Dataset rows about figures
======

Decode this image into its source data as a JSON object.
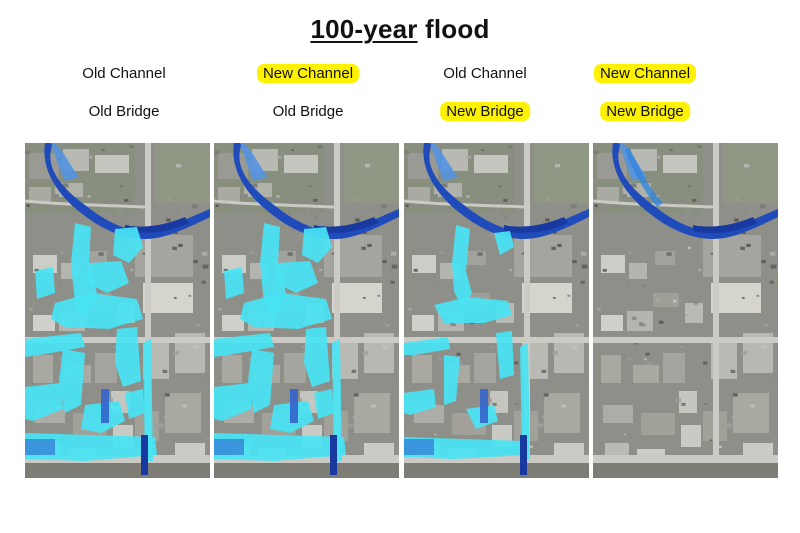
{
  "title": {
    "underlined": "100-year",
    "rest": " flood"
  },
  "scenarios": [
    {
      "channel": {
        "text": "Old Channel",
        "highlight": false
      },
      "bridge": {
        "text": "Old Bridge",
        "highlight": false
      },
      "flood_extent": "widespread"
    },
    {
      "channel": {
        "text": "New Channel",
        "highlight": true
      },
      "bridge": {
        "text": "Old Bridge",
        "highlight": false
      },
      "flood_extent": "widespread"
    },
    {
      "channel": {
        "text": "Old Channel",
        "highlight": false
      },
      "bridge": {
        "text": "New Bridge",
        "highlight": true
      },
      "flood_extent": "reduced"
    },
    {
      "channel": {
        "text": "New Channel",
        "highlight": true
      },
      "bridge": {
        "text": "New Bridge",
        "highlight": true
      },
      "flood_extent": "contained"
    }
  ],
  "colors": {
    "highlight": "#fff200",
    "flood_shallow": "#3fe3f4",
    "flood_deep": "#0c2f9a",
    "river": "#1442b8",
    "urban_base": "#8a8a84"
  }
}
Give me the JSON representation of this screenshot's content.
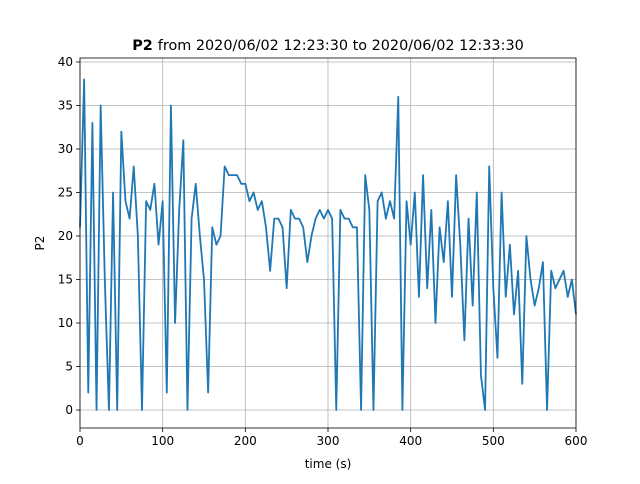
{
  "chart_data": {
    "type": "line",
    "title_parts": [
      "P2",
      "from 2020/06/02 12:23:30 to 2020/06/02 12:33:30"
    ],
    "x_label": "time (s)",
    "y_label": "P2",
    "x": [
      0,
      5,
      10,
      15,
      20,
      25,
      30,
      35,
      40,
      45,
      50,
      55,
      60,
      65,
      70,
      75,
      80,
      85,
      90,
      95,
      100,
      105,
      110,
      115,
      120,
      125,
      130,
      135,
      140,
      145,
      150,
      155,
      160,
      165,
      170,
      175,
      180,
      185,
      190,
      195,
      200,
      205,
      210,
      215,
      220,
      225,
      230,
      235,
      240,
      245,
      250,
      255,
      260,
      265,
      270,
      275,
      280,
      285,
      290,
      295,
      300,
      305,
      310,
      315,
      320,
      325,
      330,
      335,
      340,
      345,
      350,
      355,
      360,
      365,
      370,
      375,
      380,
      385,
      390,
      395,
      400,
      405,
      410,
      415,
      420,
      425,
      430,
      435,
      440,
      445,
      450,
      455,
      460,
      465,
      470,
      475,
      480,
      485,
      490,
      495,
      500,
      505,
      510,
      515,
      520,
      525,
      530,
      535,
      540,
      545,
      550,
      555,
      560,
      565,
      570,
      575,
      580,
      585,
      590,
      595,
      600
    ],
    "series": [
      {
        "name": "P2",
        "color": "#1f77b4",
        "values": [
          21,
          38,
          2,
          33,
          0,
          35,
          15,
          0,
          25,
          0,
          32,
          24,
          22,
          28,
          20,
          0,
          24,
          23,
          26,
          19,
          24,
          2,
          35,
          10,
          23,
          31,
          0,
          22,
          26,
          20,
          15,
          2,
          21,
          19,
          20,
          28,
          27,
          27,
          27,
          26,
          26,
          24,
          25,
          23,
          24,
          21,
          16,
          22,
          22,
          21,
          14,
          23,
          22,
          22,
          21,
          17,
          20,
          22,
          23,
          22,
          23,
          22,
          0,
          23,
          22,
          22,
          21,
          21,
          0,
          27,
          23,
          0,
          24,
          25,
          22,
          24,
          22,
          36,
          0,
          24,
          19,
          25,
          13,
          27,
          14,
          23,
          10,
          21,
          17,
          24,
          13,
          27,
          19,
          8,
          22,
          12,
          25,
          4,
          0,
          28,
          14,
          6,
          25,
          13,
          19,
          11,
          16,
          3,
          20,
          15,
          12,
          14,
          17,
          0,
          16,
          14,
          15,
          16,
          13,
          15,
          11
        ]
      }
    ],
    "xlim": [
      0,
      600
    ],
    "ylim": [
      -2.07,
      40.46
    ],
    "xticks": [
      0,
      100,
      200,
      300,
      400,
      500,
      600
    ],
    "yticks": [
      0,
      5,
      10,
      15,
      20,
      25,
      30,
      35,
      40
    ],
    "grid": true
  }
}
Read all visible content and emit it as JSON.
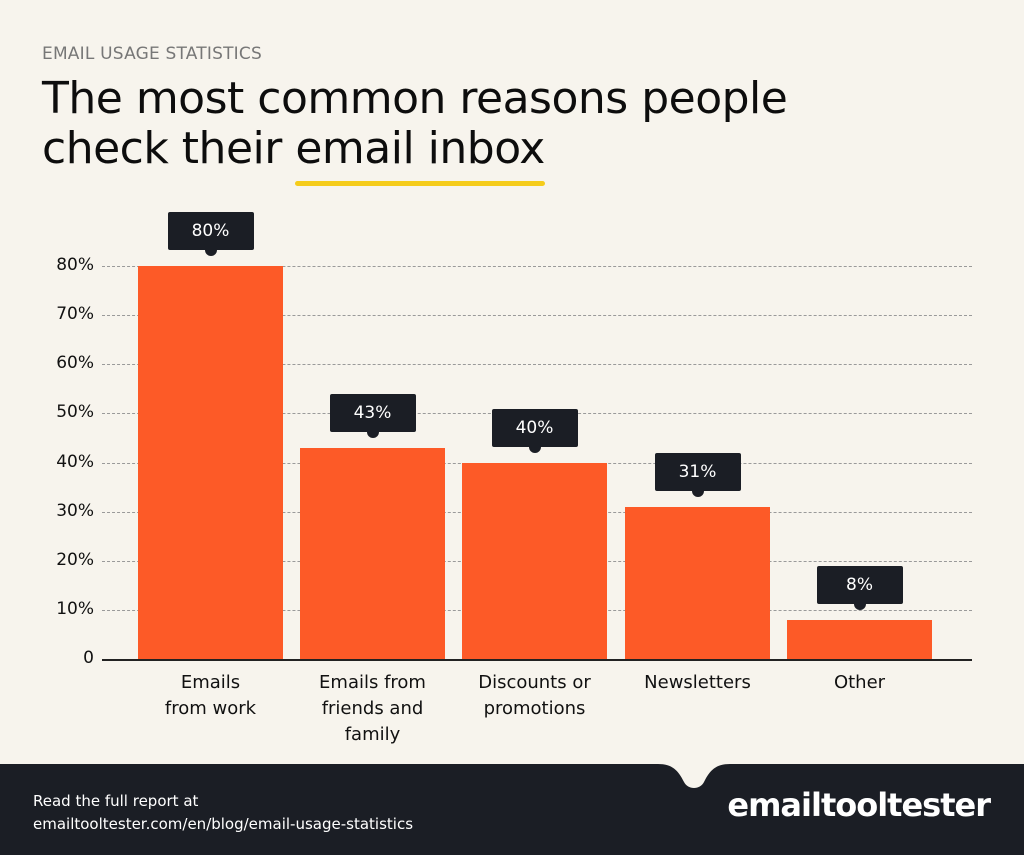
{
  "header": {
    "eyebrow": "EMAIL USAGE STATISTICS",
    "title_line1": "The most common reasons people",
    "title_line2_prefix": "check their ",
    "title_line2_highlight": "email inbox"
  },
  "colors": {
    "background": "#f7f4ed",
    "bar": "#fd5a27",
    "label_bg": "#1b1e25",
    "highlight": "#f5cc1b",
    "footer": "#1b1e25"
  },
  "chart_data": {
    "type": "bar",
    "title": "The most common reasons people check their email inbox",
    "subtitle": "EMAIL USAGE STATISTICS",
    "categories": [
      "Emails from work",
      "Emails from friends and family",
      "Discounts or promotions",
      "Newsletters",
      "Other"
    ],
    "values": [
      80,
      43,
      40,
      31,
      8
    ],
    "value_labels": [
      "80%",
      "43%",
      "40%",
      "31%",
      "8%"
    ],
    "xlabel": "",
    "ylabel": "",
    "ylim": [
      0,
      80
    ],
    "yticks": [
      "0",
      "10%",
      "20%",
      "30%",
      "40%",
      "50%",
      "60%",
      "70%",
      "80%"
    ],
    "grid": true,
    "legend": "none"
  },
  "x_labels": [
    [
      "Emails",
      "from work"
    ],
    [
      "Emails from",
      "friends and",
      "family"
    ],
    [
      "Discounts or",
      "promotions"
    ],
    [
      "Newsletters"
    ],
    [
      "Other"
    ]
  ],
  "footer": {
    "line1": "Read the full report at",
    "line2": "emailtooltester.com/en/blog/email-usage-statistics",
    "logo": "emailtooltester"
  }
}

======

What to produce
Write out again every line above exactly as given; the pictures do not belong in the copy.

Exercise solution
Decode this image into its source data as a JSON object.
{
  "title": {
    "underlined": "100-year",
    "rest": " flood"
  },
  "scenarios": [
    {
      "channel": {
        "text": "Old Channel",
        "highlight": false
      },
      "bridge": {
        "text": "Old Bridge",
        "highlight": false
      },
      "flood_extent": "widespread"
    },
    {
      "channel": {
        "text": "New Channel",
        "highlight": true
      },
      "bridge": {
        "text": "Old Bridge",
        "highlight": false
      },
      "flood_extent": "widespread"
    },
    {
      "channel": {
        "text": "Old Channel",
        "highlight": false
      },
      "bridge": {
        "text": "New Bridge",
        "highlight": true
      },
      "flood_extent": "reduced"
    },
    {
      "channel": {
        "text": "New Channel",
        "highlight": true
      },
      "bridge": {
        "text": "New Bridge",
        "highlight": true
      },
      "flood_extent": "contained"
    }
  ],
  "colors": {
    "highlight": "#fff200",
    "flood_shallow": "#3fe3f4",
    "flood_deep": "#0c2f9a",
    "river": "#1442b8",
    "urban_base": "#8a8a84"
  }
}
Give me the JSON representation of this screenshot's content.
{
  "chart_data": {
    "type": "line",
    "title_parts": [
      "P2",
      "from 2020/06/02 12:23:30 to 2020/06/02 12:33:30"
    ],
    "x_label": "time (s)",
    "y_label": "P2",
    "x": [
      0,
      5,
      10,
      15,
      20,
      25,
      30,
      35,
      40,
      45,
      50,
      55,
      60,
      65,
      70,
      75,
      80,
      85,
      90,
      95,
      100,
      105,
      110,
      115,
      120,
      125,
      130,
      135,
      140,
      145,
      150,
      155,
      160,
      165,
      170,
      175,
      180,
      185,
      190,
      195,
      200,
      205,
      210,
      215,
      220,
      225,
      230,
      235,
      240,
      245,
      250,
      255,
      260,
      265,
      270,
      275,
      280,
      285,
      290,
      295,
      300,
      305,
      310,
      315,
      320,
      325,
      330,
      335,
      340,
      345,
      350,
      355,
      360,
      365,
      370,
      375,
      380,
      385,
      390,
      395,
      400,
      405,
      410,
      415,
      420,
      425,
      430,
      435,
      440,
      445,
      450,
      455,
      460,
      465,
      470,
      475,
      480,
      485,
      490,
      495,
      500,
      505,
      510,
      515,
      520,
      525,
      530,
      535,
      540,
      545,
      550,
      555,
      560,
      565,
      570,
      575,
      580,
      585,
      590,
      595,
      600
    ],
    "series": [
      {
        "name": "P2",
        "color": "#1f77b4",
        "values": [
          21,
          38,
          2,
          33,
          0,
          35,
          15,
          0,
          25,
          0,
          32,
          24,
          22,
          28,
          20,
          0,
          24,
          23,
          26,
          19,
          24,
          2,
          35,
          10,
          23,
          31,
          0,
          22,
          26,
          20,
          15,
          2,
          21,
          19,
          20,
          28,
          27,
          27,
          27,
          26,
          26,
          24,
          25,
          23,
          24,
          21,
          16,
          22,
          22,
          21,
          14,
          23,
          22,
          22,
          21,
          17,
          20,
          22,
          23,
          22,
          23,
          22,
          0,
          23,
          22,
          22,
          21,
          21,
          0,
          27,
          23,
          0,
          24,
          25,
          22,
          24,
          22,
          36,
          0,
          24,
          19,
          25,
          13,
          27,
          14,
          23,
          10,
          21,
          17,
          24,
          13,
          27,
          19,
          8,
          22,
          12,
          25,
          4,
          0,
          28,
          14,
          6,
          25,
          13,
          19,
          11,
          16,
          3,
          20,
          15,
          12,
          14,
          17,
          0,
          16,
          14,
          15,
          16,
          13,
          15,
          11
        ]
      }
    ],
    "xlim": [
      0,
      600
    ],
    "ylim": [
      -2.07,
      40.46
    ],
    "xticks": [
      0,
      100,
      200,
      300,
      400,
      500,
      600
    ],
    "yticks": [
      0,
      5,
      10,
      15,
      20,
      25,
      30,
      35,
      40
    ],
    "grid": true
  }
}
Read all visible content and emit it as JSON.
{
  "header": {
    "eyebrow": "EMAIL USAGE STATISTICS",
    "title_line1": "The most common reasons people",
    "title_line2_prefix": "check their ",
    "title_line2_highlight": "email inbox"
  },
  "colors": {
    "background": "#f7f4ed",
    "bar": "#fd5a27",
    "label_bg": "#1b1e25",
    "highlight": "#f5cc1b",
    "footer": "#1b1e25"
  },
  "chart_data": {
    "type": "bar",
    "title": "The most common reasons people check their email inbox",
    "subtitle": "EMAIL USAGE STATISTICS",
    "categories": [
      "Emails from work",
      "Emails from friends and family",
      "Discounts or promotions",
      "Newsletters",
      "Other"
    ],
    "values": [
      80,
      43,
      40,
      31,
      8
    ],
    "value_labels": [
      "80%",
      "43%",
      "40%",
      "31%",
      "8%"
    ],
    "xlabel": "",
    "ylabel": "",
    "ylim": [
      0,
      80
    ],
    "yticks": [
      "0",
      "10%",
      "20%",
      "30%",
      "40%",
      "50%",
      "60%",
      "70%",
      "80%"
    ],
    "grid": true,
    "legend": "none"
  },
  "x_labels": [
    [
      "Emails",
      "from work"
    ],
    [
      "Emails from",
      "friends and",
      "family"
    ],
    [
      "Discounts or",
      "promotions"
    ],
    [
      "Newsletters"
    ],
    [
      "Other"
    ]
  ],
  "footer": {
    "line1": "Read the full report at",
    "line2": "emailtooltester.com/en/blog/email-usage-statistics",
    "logo": "emailtooltester"
  }
}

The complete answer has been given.